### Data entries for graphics
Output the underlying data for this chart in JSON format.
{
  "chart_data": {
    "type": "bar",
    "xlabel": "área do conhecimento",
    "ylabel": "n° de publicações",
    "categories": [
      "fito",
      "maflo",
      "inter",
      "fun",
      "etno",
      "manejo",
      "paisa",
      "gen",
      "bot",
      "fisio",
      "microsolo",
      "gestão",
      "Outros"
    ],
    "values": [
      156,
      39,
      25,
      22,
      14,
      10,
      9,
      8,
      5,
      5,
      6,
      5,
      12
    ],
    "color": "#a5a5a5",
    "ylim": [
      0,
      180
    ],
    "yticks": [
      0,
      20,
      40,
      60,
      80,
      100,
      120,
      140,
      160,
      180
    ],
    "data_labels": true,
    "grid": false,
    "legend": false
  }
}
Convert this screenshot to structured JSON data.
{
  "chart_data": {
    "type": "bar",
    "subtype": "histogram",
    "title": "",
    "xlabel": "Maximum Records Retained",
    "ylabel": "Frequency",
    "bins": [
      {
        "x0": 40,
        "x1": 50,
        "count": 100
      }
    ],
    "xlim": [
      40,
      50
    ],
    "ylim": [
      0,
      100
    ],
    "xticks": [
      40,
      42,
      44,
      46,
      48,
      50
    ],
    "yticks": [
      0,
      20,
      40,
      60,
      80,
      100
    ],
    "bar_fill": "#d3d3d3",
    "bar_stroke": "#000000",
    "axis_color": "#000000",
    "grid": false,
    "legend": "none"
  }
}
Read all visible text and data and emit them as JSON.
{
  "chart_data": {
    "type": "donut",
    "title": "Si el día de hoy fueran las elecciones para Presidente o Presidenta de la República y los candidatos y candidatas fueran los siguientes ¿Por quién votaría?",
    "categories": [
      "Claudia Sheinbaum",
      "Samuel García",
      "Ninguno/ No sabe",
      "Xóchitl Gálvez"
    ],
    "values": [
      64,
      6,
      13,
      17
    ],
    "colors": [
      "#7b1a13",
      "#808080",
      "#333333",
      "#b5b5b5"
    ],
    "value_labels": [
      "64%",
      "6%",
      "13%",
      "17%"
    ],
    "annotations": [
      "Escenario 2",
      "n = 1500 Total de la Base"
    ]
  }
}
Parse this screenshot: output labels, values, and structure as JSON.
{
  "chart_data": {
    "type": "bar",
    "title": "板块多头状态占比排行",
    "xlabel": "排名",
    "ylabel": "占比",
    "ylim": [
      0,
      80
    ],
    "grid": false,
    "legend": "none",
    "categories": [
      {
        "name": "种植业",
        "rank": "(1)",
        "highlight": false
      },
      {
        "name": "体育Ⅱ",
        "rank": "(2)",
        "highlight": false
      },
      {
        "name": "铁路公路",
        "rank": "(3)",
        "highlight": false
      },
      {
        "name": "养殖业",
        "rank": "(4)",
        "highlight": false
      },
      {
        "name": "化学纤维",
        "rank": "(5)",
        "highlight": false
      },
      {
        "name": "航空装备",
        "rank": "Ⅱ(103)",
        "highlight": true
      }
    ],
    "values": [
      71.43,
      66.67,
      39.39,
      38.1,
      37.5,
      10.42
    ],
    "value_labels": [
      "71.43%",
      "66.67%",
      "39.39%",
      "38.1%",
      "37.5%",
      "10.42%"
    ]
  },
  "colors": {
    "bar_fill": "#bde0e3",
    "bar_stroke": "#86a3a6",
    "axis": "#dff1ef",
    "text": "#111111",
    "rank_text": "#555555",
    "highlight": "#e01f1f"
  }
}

### Aim
Extract each entry in full and write it down exactly.

### Written solution
Output the underlying data for this chart in JSON format.
{
  "chart_data": {
    "type": "bar",
    "xlabel": "área do conhecimento",
    "ylabel": "n° de publicações",
    "categories": [
      "fito",
      "maflo",
      "inter",
      "fun",
      "etno",
      "manejo",
      "paisa",
      "gen",
      "bot",
      "fisio",
      "microsolo",
      "gestão",
      "Outros"
    ],
    "values": [
      156,
      39,
      25,
      22,
      14,
      10,
      9,
      8,
      5,
      5,
      6,
      5,
      12
    ],
    "color": "#a5a5a5",
    "ylim": [
      0,
      180
    ],
    "yticks": [
      0,
      20,
      40,
      60,
      80,
      100,
      120,
      140,
      160,
      180
    ],
    "data_labels": true,
    "grid": false,
    "legend": false
  }
}
Convert this screenshot to structured JSON data.
{
  "chart_data": {
    "type": "bar",
    "subtype": "histogram",
    "title": "",
    "xlabel": "Maximum Records Retained",
    "ylabel": "Frequency",
    "bins": [
      {
        "x0": 40,
        "x1": 50,
        "count": 100
      }
    ],
    "xlim": [
      40,
      50
    ],
    "ylim": [
      0,
      100
    ],
    "xticks": [
      40,
      42,
      44,
      46,
      48,
      50
    ],
    "yticks": [
      0,
      20,
      40,
      60,
      80,
      100
    ],
    "bar_fill": "#d3d3d3",
    "bar_stroke": "#000000",
    "axis_color": "#000000",
    "grid": false,
    "legend": "none"
  }
}
Read all visible text and data and emit them as JSON.
{
  "chart_data": {
    "type": "donut",
    "title": "Si el día de hoy fueran las elecciones para Presidente o Presidenta de la República y los candidatos y candidatas fueran los siguientes ¿Por quién votaría?",
    "categories": [
      "Claudia Sheinbaum",
      "Samuel García",
      "Ninguno/ No sabe",
      "Xóchitl Gálvez"
    ],
    "values": [
      64,
      6,
      13,
      17
    ],
    "colors": [
      "#7b1a13",
      "#808080",
      "#333333",
      "#b5b5b5"
    ],
    "value_labels": [
      "64%",
      "6%",
      "13%",
      "17%"
    ],
    "annotations": [
      "Escenario 2",
      "n = 1500 Total de la Base"
    ]
  }
}
Parse this screenshot: output labels, values, and structure as JSON.
{
  "chart_data": {
    "type": "bar",
    "title": "板块多头状态占比排行",
    "xlabel": "排名",
    "ylabel": "占比",
    "ylim": [
      0,
      80
    ],
    "grid": false,
    "legend": "none",
    "categories": [
      {
        "name": "种植业",
        "rank": "(1)",
        "highlight": false
      },
      {
        "name": "体育Ⅱ",
        "rank": "(2)",
        "highlight": false
      },
      {
        "name": "铁路公路",
        "rank": "(3)",
        "highlight": false
      },
      {
        "name": "养殖业",
        "rank": "(4)",
        "highlight": false
      },
      {
        "name": "化学纤维",
        "rank": "(5)",
        "highlight": false
      },
      {
        "name": "航空装备",
        "rank": "Ⅱ(103)",
        "highlight": true
      }
    ],
    "values": [
      71.43,
      66.67,
      39.39,
      38.1,
      37.5,
      10.42
    ],
    "value_labels": [
      "71.43%",
      "66.67%",
      "39.39%",
      "38.1%",
      "37.5%",
      "10.42%"
    ]
  },
  "colors": {
    "bar_fill": "#bde0e3",
    "bar_stroke": "#86a3a6",
    "axis": "#dff1ef",
    "text": "#111111",
    "rank_text": "#555555",
    "highlight": "#e01f1f"
  }
}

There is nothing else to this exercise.